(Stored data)

[Begin]

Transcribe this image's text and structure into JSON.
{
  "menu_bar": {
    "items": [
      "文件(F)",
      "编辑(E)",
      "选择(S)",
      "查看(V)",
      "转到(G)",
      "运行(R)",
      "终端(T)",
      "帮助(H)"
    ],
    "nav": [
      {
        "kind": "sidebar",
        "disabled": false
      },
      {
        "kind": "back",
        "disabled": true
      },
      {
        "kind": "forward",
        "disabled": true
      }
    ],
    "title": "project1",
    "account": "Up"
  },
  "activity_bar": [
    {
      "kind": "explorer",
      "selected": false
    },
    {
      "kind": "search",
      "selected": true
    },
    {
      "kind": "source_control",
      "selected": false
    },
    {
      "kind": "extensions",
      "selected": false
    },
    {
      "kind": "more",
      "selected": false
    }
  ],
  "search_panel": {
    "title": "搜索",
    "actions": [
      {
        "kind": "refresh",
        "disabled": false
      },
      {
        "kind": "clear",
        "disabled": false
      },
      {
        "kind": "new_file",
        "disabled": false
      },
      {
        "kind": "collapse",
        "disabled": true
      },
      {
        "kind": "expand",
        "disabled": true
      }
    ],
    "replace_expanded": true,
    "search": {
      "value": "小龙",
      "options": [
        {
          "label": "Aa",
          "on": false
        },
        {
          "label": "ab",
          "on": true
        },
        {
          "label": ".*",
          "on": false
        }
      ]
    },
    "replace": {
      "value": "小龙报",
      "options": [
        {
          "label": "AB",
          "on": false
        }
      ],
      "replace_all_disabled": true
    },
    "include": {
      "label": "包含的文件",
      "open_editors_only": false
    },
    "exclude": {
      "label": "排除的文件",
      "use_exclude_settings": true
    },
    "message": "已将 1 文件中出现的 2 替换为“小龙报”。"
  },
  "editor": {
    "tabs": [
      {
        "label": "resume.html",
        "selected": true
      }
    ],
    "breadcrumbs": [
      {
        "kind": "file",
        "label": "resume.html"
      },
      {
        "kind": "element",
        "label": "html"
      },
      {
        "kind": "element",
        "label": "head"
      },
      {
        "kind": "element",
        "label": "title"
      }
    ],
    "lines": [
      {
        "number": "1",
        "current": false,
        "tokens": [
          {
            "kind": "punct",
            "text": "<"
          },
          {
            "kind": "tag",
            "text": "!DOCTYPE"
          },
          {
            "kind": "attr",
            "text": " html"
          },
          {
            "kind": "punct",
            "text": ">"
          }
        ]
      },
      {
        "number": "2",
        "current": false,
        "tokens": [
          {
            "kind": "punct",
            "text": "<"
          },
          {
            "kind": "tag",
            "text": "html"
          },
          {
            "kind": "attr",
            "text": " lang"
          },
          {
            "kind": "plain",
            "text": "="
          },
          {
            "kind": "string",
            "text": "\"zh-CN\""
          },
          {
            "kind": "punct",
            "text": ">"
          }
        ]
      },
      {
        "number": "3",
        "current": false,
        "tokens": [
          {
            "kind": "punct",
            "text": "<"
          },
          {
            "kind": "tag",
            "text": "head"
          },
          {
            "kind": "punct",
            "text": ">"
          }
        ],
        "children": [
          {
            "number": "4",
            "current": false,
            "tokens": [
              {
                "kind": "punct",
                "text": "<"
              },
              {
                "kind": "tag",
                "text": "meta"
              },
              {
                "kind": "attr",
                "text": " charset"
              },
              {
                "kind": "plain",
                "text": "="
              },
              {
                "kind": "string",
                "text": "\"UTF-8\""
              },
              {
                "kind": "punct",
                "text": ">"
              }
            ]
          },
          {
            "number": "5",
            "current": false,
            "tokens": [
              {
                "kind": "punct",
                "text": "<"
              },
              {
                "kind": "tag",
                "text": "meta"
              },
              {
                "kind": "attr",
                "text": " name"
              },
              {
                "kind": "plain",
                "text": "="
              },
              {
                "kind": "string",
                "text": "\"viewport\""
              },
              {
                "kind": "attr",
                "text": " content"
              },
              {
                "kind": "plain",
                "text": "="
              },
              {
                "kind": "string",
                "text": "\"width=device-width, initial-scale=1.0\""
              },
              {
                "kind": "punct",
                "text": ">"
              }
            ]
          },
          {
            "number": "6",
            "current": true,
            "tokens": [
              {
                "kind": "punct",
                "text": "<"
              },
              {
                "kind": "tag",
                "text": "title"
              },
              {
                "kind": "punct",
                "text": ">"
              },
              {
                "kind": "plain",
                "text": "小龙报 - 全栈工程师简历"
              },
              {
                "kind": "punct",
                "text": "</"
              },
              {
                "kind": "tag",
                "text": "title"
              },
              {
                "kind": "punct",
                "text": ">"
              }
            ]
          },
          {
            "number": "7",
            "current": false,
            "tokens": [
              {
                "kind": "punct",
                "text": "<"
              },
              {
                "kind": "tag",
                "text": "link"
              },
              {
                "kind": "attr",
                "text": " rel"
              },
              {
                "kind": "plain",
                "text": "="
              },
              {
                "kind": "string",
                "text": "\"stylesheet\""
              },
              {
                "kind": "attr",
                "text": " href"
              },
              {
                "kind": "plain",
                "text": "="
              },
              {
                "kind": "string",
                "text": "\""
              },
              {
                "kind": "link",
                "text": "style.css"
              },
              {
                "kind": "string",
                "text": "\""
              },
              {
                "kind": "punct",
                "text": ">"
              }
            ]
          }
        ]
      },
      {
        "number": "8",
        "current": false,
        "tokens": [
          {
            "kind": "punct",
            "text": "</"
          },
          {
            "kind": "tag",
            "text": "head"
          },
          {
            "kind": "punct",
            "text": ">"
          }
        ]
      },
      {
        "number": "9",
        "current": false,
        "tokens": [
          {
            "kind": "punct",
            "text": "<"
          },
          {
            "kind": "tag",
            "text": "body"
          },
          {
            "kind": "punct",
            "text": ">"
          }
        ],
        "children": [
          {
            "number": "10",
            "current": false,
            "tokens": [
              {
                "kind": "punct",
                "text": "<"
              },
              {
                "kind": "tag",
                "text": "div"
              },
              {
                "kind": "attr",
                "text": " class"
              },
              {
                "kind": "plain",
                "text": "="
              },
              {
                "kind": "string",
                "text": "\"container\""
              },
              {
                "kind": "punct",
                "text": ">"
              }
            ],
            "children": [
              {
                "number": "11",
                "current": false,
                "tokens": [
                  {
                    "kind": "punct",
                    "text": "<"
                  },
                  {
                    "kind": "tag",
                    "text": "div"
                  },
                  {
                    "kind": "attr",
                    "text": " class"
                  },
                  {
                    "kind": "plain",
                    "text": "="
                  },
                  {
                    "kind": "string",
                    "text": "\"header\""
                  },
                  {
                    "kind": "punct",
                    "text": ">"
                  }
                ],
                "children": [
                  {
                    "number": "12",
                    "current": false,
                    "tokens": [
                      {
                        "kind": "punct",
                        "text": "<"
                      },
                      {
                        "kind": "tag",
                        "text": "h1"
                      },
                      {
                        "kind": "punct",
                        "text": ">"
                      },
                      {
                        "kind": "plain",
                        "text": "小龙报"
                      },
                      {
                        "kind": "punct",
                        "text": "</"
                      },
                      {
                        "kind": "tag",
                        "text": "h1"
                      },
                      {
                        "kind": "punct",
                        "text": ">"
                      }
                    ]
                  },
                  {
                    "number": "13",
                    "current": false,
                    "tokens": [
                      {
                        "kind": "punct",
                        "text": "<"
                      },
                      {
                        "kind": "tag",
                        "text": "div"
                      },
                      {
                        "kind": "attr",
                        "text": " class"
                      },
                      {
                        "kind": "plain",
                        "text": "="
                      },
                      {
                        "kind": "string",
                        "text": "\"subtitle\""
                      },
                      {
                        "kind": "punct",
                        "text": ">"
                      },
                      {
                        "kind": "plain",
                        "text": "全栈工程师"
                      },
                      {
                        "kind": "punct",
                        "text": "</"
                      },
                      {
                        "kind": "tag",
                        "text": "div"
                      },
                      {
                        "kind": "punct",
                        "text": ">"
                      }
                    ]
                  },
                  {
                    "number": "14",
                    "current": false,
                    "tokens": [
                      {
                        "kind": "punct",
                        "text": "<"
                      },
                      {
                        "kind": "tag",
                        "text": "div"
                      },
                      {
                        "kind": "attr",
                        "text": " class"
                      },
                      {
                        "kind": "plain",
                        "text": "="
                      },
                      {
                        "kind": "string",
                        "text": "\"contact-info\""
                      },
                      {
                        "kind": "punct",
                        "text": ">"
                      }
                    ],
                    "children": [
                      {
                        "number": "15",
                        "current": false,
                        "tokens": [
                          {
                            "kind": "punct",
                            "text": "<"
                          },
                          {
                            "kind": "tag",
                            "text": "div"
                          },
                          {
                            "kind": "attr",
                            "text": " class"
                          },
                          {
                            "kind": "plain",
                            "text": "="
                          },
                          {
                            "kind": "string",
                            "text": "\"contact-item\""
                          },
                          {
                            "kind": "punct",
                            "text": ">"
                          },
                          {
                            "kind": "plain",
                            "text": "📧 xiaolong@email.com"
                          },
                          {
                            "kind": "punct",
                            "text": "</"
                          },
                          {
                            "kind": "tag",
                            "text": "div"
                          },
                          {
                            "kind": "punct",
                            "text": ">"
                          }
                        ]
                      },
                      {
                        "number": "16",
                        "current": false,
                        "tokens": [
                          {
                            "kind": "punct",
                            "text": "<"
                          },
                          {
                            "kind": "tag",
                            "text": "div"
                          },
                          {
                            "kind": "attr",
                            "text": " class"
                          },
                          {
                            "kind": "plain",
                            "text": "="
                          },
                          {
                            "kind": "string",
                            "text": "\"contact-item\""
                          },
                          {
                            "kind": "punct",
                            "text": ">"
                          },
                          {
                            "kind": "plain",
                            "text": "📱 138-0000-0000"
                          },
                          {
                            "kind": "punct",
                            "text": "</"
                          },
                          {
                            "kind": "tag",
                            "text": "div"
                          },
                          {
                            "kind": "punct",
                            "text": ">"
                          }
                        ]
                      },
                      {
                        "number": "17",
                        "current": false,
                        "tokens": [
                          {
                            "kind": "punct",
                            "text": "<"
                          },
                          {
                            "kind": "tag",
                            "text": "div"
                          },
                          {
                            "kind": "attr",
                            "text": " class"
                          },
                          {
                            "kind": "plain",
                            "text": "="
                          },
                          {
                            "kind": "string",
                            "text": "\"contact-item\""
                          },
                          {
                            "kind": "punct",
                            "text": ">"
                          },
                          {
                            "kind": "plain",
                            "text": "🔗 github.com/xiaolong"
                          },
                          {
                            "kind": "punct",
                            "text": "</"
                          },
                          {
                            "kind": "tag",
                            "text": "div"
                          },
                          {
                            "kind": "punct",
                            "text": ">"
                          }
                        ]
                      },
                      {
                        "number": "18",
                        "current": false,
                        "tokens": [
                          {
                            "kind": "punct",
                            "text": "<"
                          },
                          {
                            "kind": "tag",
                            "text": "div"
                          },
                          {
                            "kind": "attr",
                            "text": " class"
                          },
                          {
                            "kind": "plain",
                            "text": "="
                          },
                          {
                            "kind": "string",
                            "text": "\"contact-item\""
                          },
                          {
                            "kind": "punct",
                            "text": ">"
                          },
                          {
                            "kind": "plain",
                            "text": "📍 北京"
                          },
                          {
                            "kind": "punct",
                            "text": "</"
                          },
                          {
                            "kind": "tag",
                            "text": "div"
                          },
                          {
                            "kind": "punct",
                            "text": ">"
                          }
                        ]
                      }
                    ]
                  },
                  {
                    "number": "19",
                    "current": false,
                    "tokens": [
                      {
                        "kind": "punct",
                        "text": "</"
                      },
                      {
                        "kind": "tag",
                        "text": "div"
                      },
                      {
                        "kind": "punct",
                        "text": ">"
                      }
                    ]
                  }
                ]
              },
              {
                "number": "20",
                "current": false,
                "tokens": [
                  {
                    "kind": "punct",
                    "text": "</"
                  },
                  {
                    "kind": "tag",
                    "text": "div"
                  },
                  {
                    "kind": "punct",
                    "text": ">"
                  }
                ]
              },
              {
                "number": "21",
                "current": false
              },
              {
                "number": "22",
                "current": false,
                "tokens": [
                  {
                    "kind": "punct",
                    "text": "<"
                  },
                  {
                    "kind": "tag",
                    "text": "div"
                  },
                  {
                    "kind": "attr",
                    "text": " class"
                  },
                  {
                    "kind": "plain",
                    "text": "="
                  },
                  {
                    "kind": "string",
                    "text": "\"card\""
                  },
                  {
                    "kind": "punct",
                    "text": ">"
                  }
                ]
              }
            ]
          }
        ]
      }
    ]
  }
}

[End]

-- Problem details --
Scan the listing above for the word "true" and show each line where it is found.

-- Result for this exercise --
        "disabled": true
        "disabled": true
      "selected": true
        "disabled": true
        "disabled": true
    "replace_expanded": true,
          "on": true
      "replace_all_disabled": true
      "use_exclude_settings": true
        "selected": true
            "current": true,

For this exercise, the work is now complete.